* Start Given information *

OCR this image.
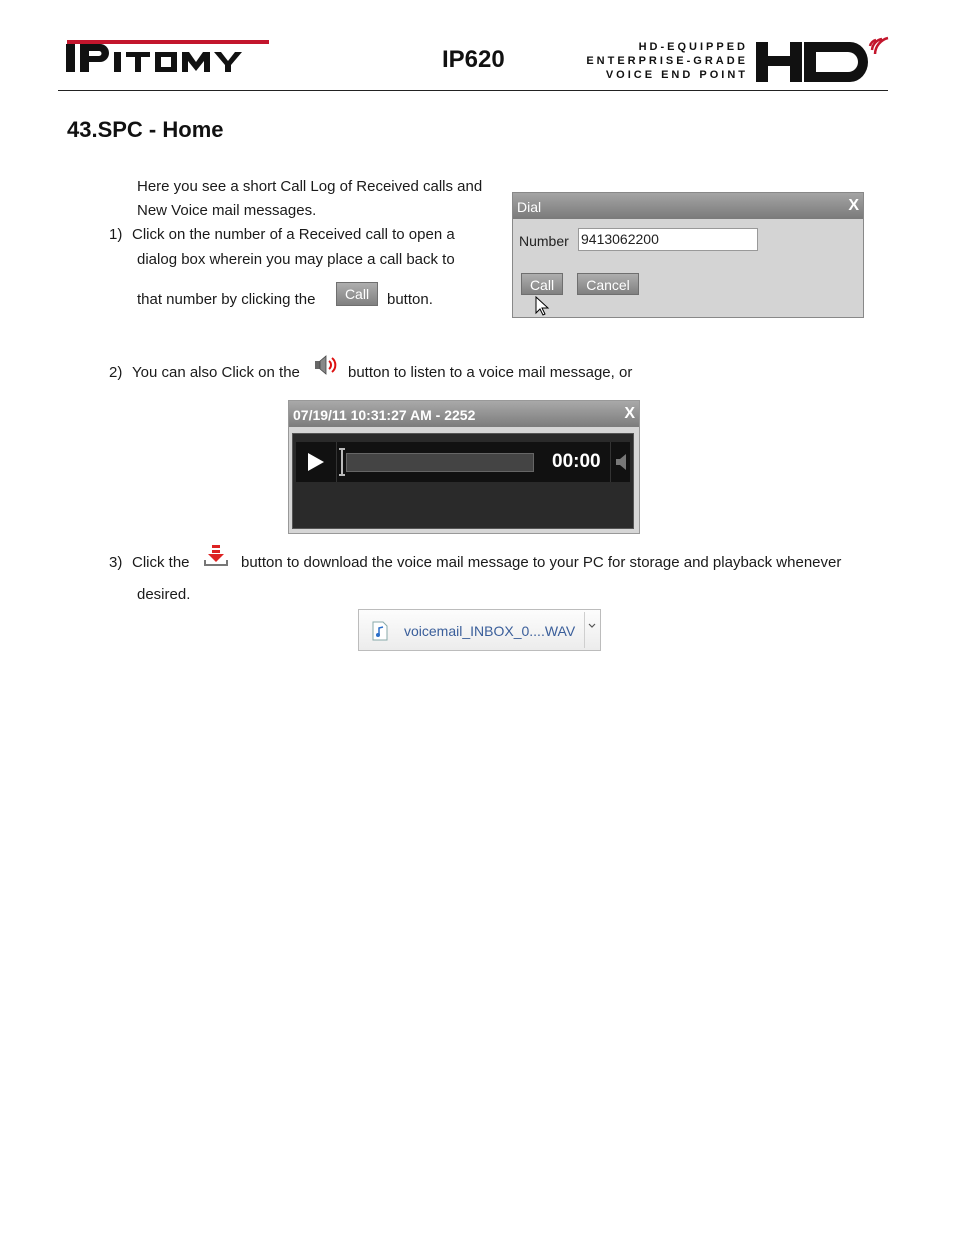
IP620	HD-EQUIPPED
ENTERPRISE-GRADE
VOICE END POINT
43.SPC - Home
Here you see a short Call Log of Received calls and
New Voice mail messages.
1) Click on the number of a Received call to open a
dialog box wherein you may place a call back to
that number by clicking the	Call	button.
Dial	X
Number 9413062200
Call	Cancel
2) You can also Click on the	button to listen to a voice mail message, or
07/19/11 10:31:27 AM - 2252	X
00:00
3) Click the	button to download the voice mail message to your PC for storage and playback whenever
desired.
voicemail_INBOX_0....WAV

* End Given information *

* _Task prompt_: Isolate the lines that hold the word "button" and copy all of them.

* _Solution to the exercise_:
that number by clicking the	Call	button.
2) You can also Click on the	button to listen to a voice mail message, or
3) Click the	button to download the voice mail message to your PC for storage and playback whenever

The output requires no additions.